## MATERIAL SUPPLIED
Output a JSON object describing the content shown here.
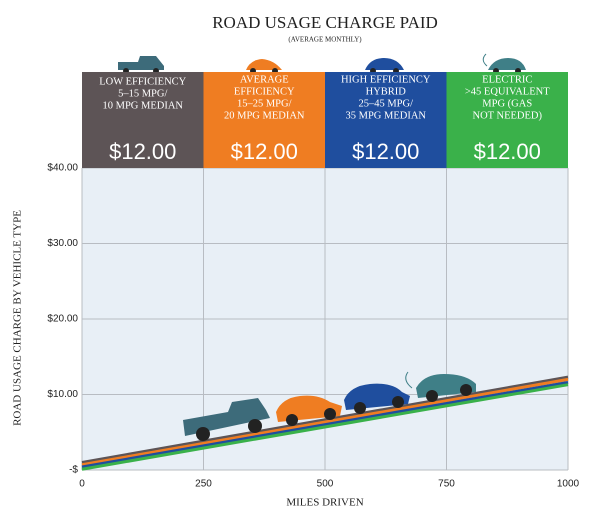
{
  "chart_data": {
    "type": "line",
    "title": "ROAD USAGE CHARGE PAID",
    "subtitle": "(AVERAGE MONTHLY)",
    "ylabel": "ROAD USAGE CHARGE BY VEHICLE TYPE",
    "xlabel": "MILES DRIVEN",
    "x": [
      0,
      1000
    ],
    "series": [
      {
        "color": "#5d5456",
        "values": [
          1.0,
          12.3
        ]
      },
      {
        "color": "#ef7d22",
        "values": [
          0.7,
          12.0
        ]
      },
      {
        "color": "#1f4e9e",
        "values": [
          0.4,
          11.6
        ]
      },
      {
        "color": "#3ab14a",
        "values": [
          0.1,
          11.3
        ]
      }
    ],
    "panels": [
      {
        "lines": [
          "LOW EFFICIENCY",
          "5–15 MPG/",
          "10 MPG MEDIAN"
        ],
        "charge": "$12.00",
        "color": "#5d5456"
      },
      {
        "lines": [
          "AVERAGE",
          "EFFICIENCY",
          "15–25 MPG/",
          "20 MPG MEDIAN"
        ],
        "charge": "$12.00",
        "color": "#ef7d22"
      },
      {
        "lines": [
          "HIGH EFFICIENCY",
          "HYBRID",
          "25–45 MPG/",
          "35 MPG MEDIAN"
        ],
        "charge": "$12.00",
        "color": "#1f4e9e"
      },
      {
        "lines": [
          "ELECTRIC",
          ">45 EQUIVALENT",
          "MPG (GAS",
          "NOT NEEDED)"
        ],
        "charge": "$12.00",
        "color": "#3ab14a"
      }
    ],
    "xlim": [
      0,
      1000
    ],
    "xticks": [
      0,
      250,
      500,
      750,
      1000
    ],
    "ylim": [
      0,
      40
    ],
    "yticks": [
      {
        "value": 0,
        "label": "-$"
      },
      {
        "value": 10,
        "label": "$10.00"
      },
      {
        "value": 20,
        "label": "$20.00"
      },
      {
        "value": 30,
        "label": "$30.00"
      },
      {
        "value": 40,
        "label": "$40.00"
      }
    ],
    "grid": true
  }
}
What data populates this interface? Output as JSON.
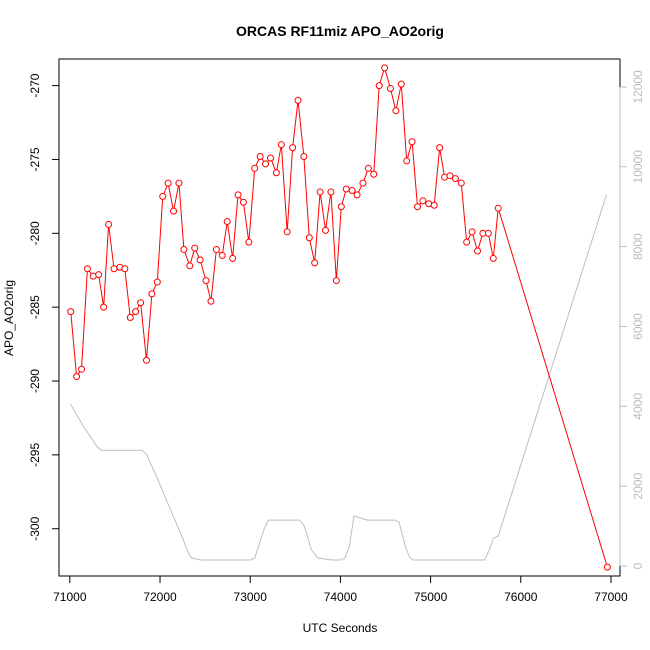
{
  "chart_data": {
    "type": "line",
    "title": "ORCAS RF11miz APO_AO2orig",
    "xlabel": "UTC Seconds",
    "ylabel": "APO_AO2orig",
    "xlim": [
      70880,
      77100
    ],
    "ylim": [
      -303.2,
      -268.2
    ],
    "y2lim": [
      -250,
      12700
    ],
    "x_ticks": [
      71000,
      72000,
      73000,
      74000,
      75000,
      76000,
      77000
    ],
    "y_ticks": [
      -300,
      -295,
      -290,
      -285,
      -280,
      -275,
      -270
    ],
    "y2_ticks": [
      0,
      2000,
      4000,
      6000,
      8000,
      10000,
      12000
    ],
    "grid": false,
    "legend": "none",
    "colors": {
      "series_primary": "#ff0000",
      "series_secondary": "#bebebe",
      "frame": "#000000",
      "right_axis": "#bbbbbb"
    },
    "series": [
      {
        "axis": "left",
        "style": "line+points",
        "color": "#ff0000",
        "x": [
          71010,
          71075,
          71130,
          71195,
          71260,
          71320,
          71375,
          71430,
          71490,
          71555,
          71610,
          71670,
          71730,
          71785,
          71850,
          71910,
          71970,
          72030,
          72090,
          72150,
          72210,
          72265,
          72330,
          72385,
          72445,
          72510,
          72565,
          72625,
          72690,
          72745,
          72805,
          72865,
          72925,
          72985,
          73050,
          73110,
          73170,
          73225,
          73290,
          73345,
          73410,
          73470,
          73530,
          73595,
          73655,
          73715,
          73775,
          73835,
          73895,
          73955,
          74010,
          74065,
          74130,
          74185,
          74250,
          74310,
          74370,
          74430,
          74490,
          74555,
          74615,
          74675,
          74735,
          74795,
          74855,
          74915,
          74980,
          75040,
          75100,
          75155,
          75215,
          75275,
          75340,
          75400,
          75460,
          75520,
          75580,
          75640,
          75695,
          75750,
          76960
        ],
        "y": [
          -285.3,
          -289.7,
          -289.2,
          -282.4,
          -282.9,
          -282.8,
          -285.0,
          -279.4,
          -282.4,
          -282.3,
          -282.4,
          -285.7,
          -285.3,
          -284.7,
          -288.6,
          -284.1,
          -283.3,
          -277.5,
          -276.6,
          -278.5,
          -276.6,
          -281.1,
          -282.2,
          -281.0,
          -281.8,
          -283.2,
          -284.6,
          -281.1,
          -281.5,
          -279.2,
          -281.7,
          -277.4,
          -277.9,
          -280.6,
          -275.6,
          -274.8,
          -275.3,
          -274.9,
          -275.9,
          -274.0,
          -279.9,
          -274.2,
          -271.0,
          -274.8,
          -280.3,
          -282.0,
          -277.2,
          -279.8,
          -277.2,
          -283.2,
          -278.2,
          -277.0,
          -277.1,
          -277.4,
          -276.6,
          -275.6,
          -276.0,
          -270.0,
          -268.8,
          -270.2,
          -271.7,
          -269.9,
          -275.1,
          -273.8,
          -278.2,
          -277.8,
          -278.0,
          -278.1,
          -274.2,
          -276.2,
          -276.1,
          -276.3,
          -276.6,
          -280.6,
          -279.9,
          -281.2,
          -280.0,
          -280.0,
          -281.7,
          -278.3,
          -302.6
        ]
      },
      {
        "axis": "right",
        "style": "line",
        "color": "#bebebe",
        "x": [
          71010,
          71150,
          71300,
          71350,
          71800,
          71850,
          71950,
          72100,
          72250,
          72320,
          72350,
          72450,
          72600,
          72800,
          73000,
          73050,
          73150,
          73200,
          73550,
          73600,
          73680,
          73750,
          73900,
          74000,
          74050,
          74100,
          74150,
          74300,
          74600,
          74650,
          74720,
          74760,
          74800,
          75000,
          75200,
          75400,
          75600,
          75650,
          75700,
          75750,
          76950
        ],
        "y": [
          4050,
          3500,
          3000,
          2900,
          2900,
          2800,
          2300,
          1500,
          700,
          300,
          200,
          150,
          150,
          150,
          150,
          200,
          900,
          1150,
          1150,
          1000,
          400,
          200,
          150,
          150,
          200,
          500,
          1250,
          1150,
          1150,
          1100,
          500,
          250,
          150,
          150,
          150,
          150,
          150,
          400,
          700,
          750,
          9300
        ]
      }
    ]
  }
}
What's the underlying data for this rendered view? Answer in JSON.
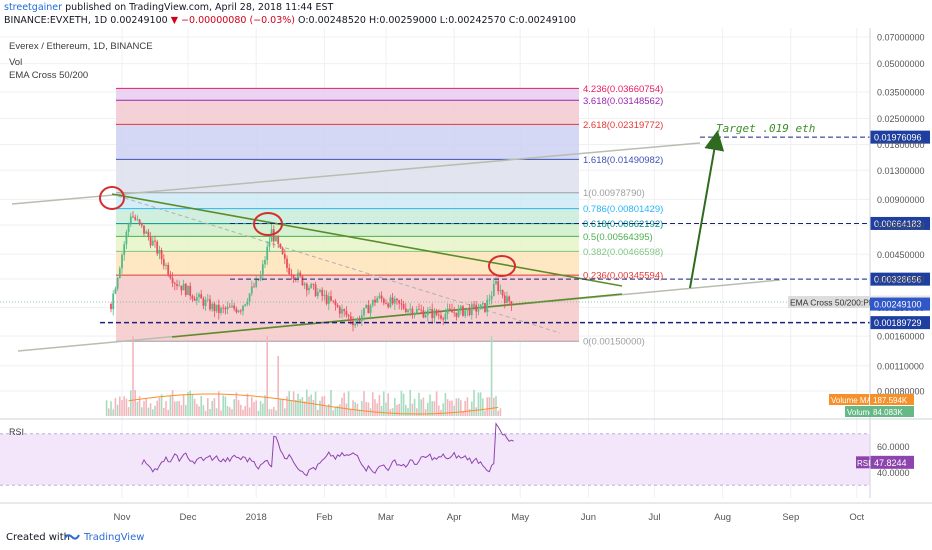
{
  "header": {
    "user": "streetgainer",
    "published_text": "published on TradingView.com, April 28, 2018 11:44 EST",
    "symbol_line": "BINANCE:EVXETH, 1D",
    "last_price": "0.00249100",
    "change": "▼ −0.00000080 (−0.03%)",
    "ohlc": "O:0.00248520 H:0.00259000 L:0.00242570 C:0.00249100"
  },
  "legend": {
    "main": "Everex / Ethereum, 1D, BINANCE",
    "vol": "Vol",
    "ema": "EMA Cross 50/200"
  },
  "chart_data": {
    "type": "candlestick",
    "title": "Everex / Ethereum, 1D, BINANCE",
    "x_axis": {
      "labels": [
        "Nov",
        "Dec",
        "2018",
        "Feb",
        "Mar",
        "Apr",
        "May",
        "Jun",
        "Jul",
        "Aug",
        "Sep",
        "Oct"
      ]
    },
    "y_axis": {
      "scale": "log",
      "ticks": [
        "0.07000000",
        "0.05000000",
        "0.03500000",
        "0.02500000",
        "0.01800000",
        "0.01300000",
        "0.00900000",
        "0.00650000",
        "0.00450000",
        "0.00330000",
        "0.00230000",
        "0.00160000",
        "0.00110000",
        "0.00080000"
      ],
      "ylim": [
        0.0006,
        0.07
      ]
    },
    "fibonacci": [
      {
        "level": "0",
        "price": 0.0015,
        "label": "0(0.00150000)",
        "color": "#9e9e9e"
      },
      {
        "level": "0.236",
        "price": 0.00345594,
        "label": "0.236(0.00345594)",
        "color": "#e53935"
      },
      {
        "level": "0.382",
        "price": 0.00466598,
        "label": "0.382(0.00466598)",
        "color": "#81c784"
      },
      {
        "level": "0.5",
        "price": 0.00564395,
        "label": "0.5(0.00564395)",
        "color": "#4caf50"
      },
      {
        "level": "0.618",
        "price": 0.00662192,
        "label": "0.618(0.00662192)",
        "color": "#009688"
      },
      {
        "level": "0.786",
        "price": 0.00801429,
        "label": "0.786(0.00801429)",
        "color": "#29b6f6"
      },
      {
        "level": "1",
        "price": 0.0097879,
        "label": "1(0.00978790)",
        "color": "#9e9e9e"
      },
      {
        "level": "1.618",
        "price": 0.01490982,
        "label": "1.618(0.01490982)",
        "color": "#3f51b5"
      },
      {
        "level": "2.618",
        "price": 0.02319772,
        "label": "2.618(0.02319772)",
        "color": "#e53935"
      },
      {
        "level": "3.618",
        "price": 0.03148562,
        "label": "3.618(0.03148562)",
        "color": "#9c27b0"
      },
      {
        "level": "4.236",
        "price": 0.03660754,
        "label": "4.236(0.03660754)",
        "color": "#e91e63"
      }
    ],
    "price_lines": [
      {
        "price": 0.01976096,
        "label": "0.01976096",
        "color": "#1a237e"
      },
      {
        "price": 0.00664183,
        "label": "0.00664183",
        "color": "#1a237e"
      },
      {
        "price": 0.00328656,
        "label": "0.00328656",
        "color": "#1a237e"
      },
      {
        "price": 0.00189729,
        "label": "0.00189729",
        "color": "#1a237e"
      }
    ],
    "price_tags": [
      {
        "label": "0.00255014",
        "name": "EMA Cross 50/200:Plot",
        "color": "#dddddd"
      },
      {
        "label": "0.00249100",
        "color": "#2f57c8"
      },
      {
        "label": "187.594K",
        "name": "Volume MA",
        "color": "#f5902a"
      },
      {
        "label": "84.083K",
        "name": "Volume",
        "color": "#67b887"
      }
    ],
    "annotation": "Target .019 eth",
    "rsi": {
      "label": "RSI",
      "value": "47.8244",
      "ticks": [
        "60.0000",
        "40.0000"
      ],
      "band": [
        30,
        70
      ]
    },
    "series": [
      {
        "name": "EVXETH daily close",
        "x": [
          "2017-10-27",
          "2017-11-05",
          "2017-11-15",
          "2017-11-25",
          "2017-12-05",
          "2017-12-15",
          "2017-12-25",
          "2018-01-03",
          "2018-01-08",
          "2018-01-15",
          "2018-01-25",
          "2018-02-05",
          "2018-02-15",
          "2018-02-25",
          "2018-03-05",
          "2018-03-15",
          "2018-03-25",
          "2018-04-05",
          "2018-04-15",
          "2018-04-20",
          "2018-04-25",
          "2018-04-28"
        ],
        "values": [
          0.0024,
          0.0075,
          0.0052,
          0.0032,
          0.0026,
          0.0022,
          0.0023,
          0.0034,
          0.006,
          0.0038,
          0.003,
          0.0024,
          0.0019,
          0.0026,
          0.0024,
          0.0022,
          0.0021,
          0.0022,
          0.0023,
          0.0031,
          0.0025,
          0.00249
        ]
      }
    ]
  },
  "footer": {
    "created": "Created with",
    "brand": "TradingView"
  },
  "colors": {
    "up": "#53b987",
    "down": "#eb4d5c",
    "trend": "#5b8c2a",
    "arrow": "#2e6b1e",
    "circle": "#d32f2f",
    "rsi": "#8e44ad"
  }
}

## DO THIS
Which lines hold the word "bebebe"? Copy all of them.

## RESULT OF THIS EXERCISE
      "series_secondary": "#bebebe",
        "color": "#bebebe",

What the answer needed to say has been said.